▶ [Requirement]: Leave out the pictures and copy everything else in the entries exactly.

Raw records start

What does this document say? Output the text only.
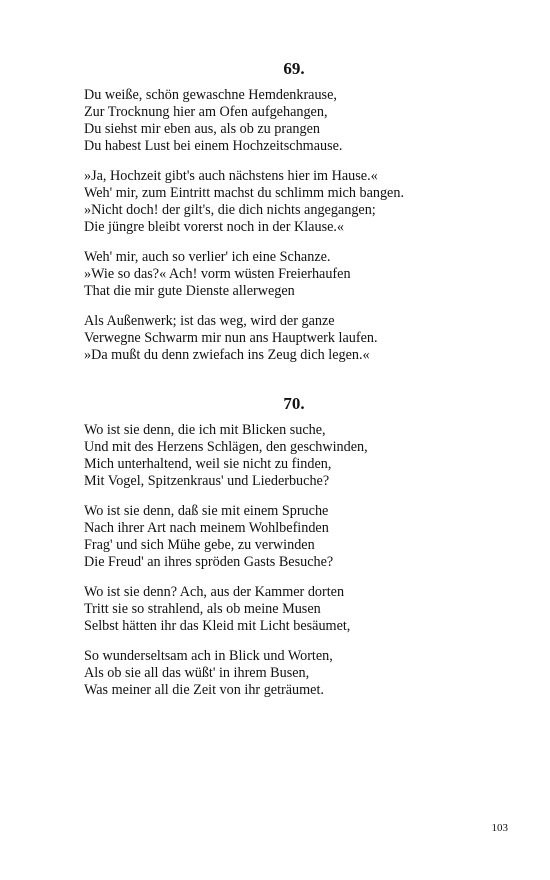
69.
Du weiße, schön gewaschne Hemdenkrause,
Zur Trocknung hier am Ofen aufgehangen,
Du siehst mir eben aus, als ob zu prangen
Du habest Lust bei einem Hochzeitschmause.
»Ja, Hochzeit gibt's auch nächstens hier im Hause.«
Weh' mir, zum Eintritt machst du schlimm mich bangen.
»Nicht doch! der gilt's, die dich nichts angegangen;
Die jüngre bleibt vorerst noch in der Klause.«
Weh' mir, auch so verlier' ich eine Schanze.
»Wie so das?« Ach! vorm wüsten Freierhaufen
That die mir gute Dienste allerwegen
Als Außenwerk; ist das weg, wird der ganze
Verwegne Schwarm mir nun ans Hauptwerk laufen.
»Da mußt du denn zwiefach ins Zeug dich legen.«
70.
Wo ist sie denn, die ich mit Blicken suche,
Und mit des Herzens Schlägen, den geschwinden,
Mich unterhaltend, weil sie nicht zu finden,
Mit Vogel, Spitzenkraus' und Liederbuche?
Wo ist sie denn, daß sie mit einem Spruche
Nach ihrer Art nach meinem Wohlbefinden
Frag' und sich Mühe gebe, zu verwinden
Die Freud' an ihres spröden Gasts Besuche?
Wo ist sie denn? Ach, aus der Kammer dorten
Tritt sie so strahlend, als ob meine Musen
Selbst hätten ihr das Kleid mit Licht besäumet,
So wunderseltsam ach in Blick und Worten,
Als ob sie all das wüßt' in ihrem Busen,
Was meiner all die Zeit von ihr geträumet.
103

Raw records end

▶ [Correct answer]:
What does this document say? Output the text only.
69.
Du weiße, schön gewaschne Hemdenkrause,
Zur Trocknung hier am Ofen aufgehangen,
Du siehst mir eben aus, als ob zu prangen
Du habest Lust bei einem Hochzeitschmause.
»Ja, Hochzeit gibt's auch nächstens hier im Hause.«
Weh' mir, zum Eintritt machst du schlimm mich bangen.
»Nicht doch! der gilt's, die dich nichts angegangen;
Die jüngre bleibt vorerst noch in der Klause.«
Weh' mir, auch so verlier' ich eine Schanze.
»Wie so das?« Ach! vorm wüsten Freierhaufen
That die mir gute Dienste allerwegen
Als Außenwerk; ist das weg, wird der ganze
Verwegne Schwarm mir nun ans Hauptwerk laufen.
»Da mußt du denn zwiefach ins Zeug dich legen.«
70.
Wo ist sie denn, die ich mit Blicken suche,
Und mit des Herzens Schlägen, den geschwinden,
Mich unterhaltend, weil sie nicht zu finden,
Mit Vogel, Spitzenkraus' und Liederbuche?
Wo ist sie denn, daß sie mit einem Spruche
Nach ihrer Art nach meinem Wohlbefinden
Frag' und sich Mühe gebe, zu verwinden
Die Freud' an ihres spröden Gasts Besuche?
Wo ist sie denn? Ach, aus der Kammer dorten
Tritt sie so strahlend, als ob meine Musen
Selbst hätten ihr das Kleid mit Licht besäumet,
So wunderseltsam ach in Blick und Worten,
Als ob sie all das wüßt' in ihrem Busen,
Was meiner all die Zeit von ihr geträumet.
103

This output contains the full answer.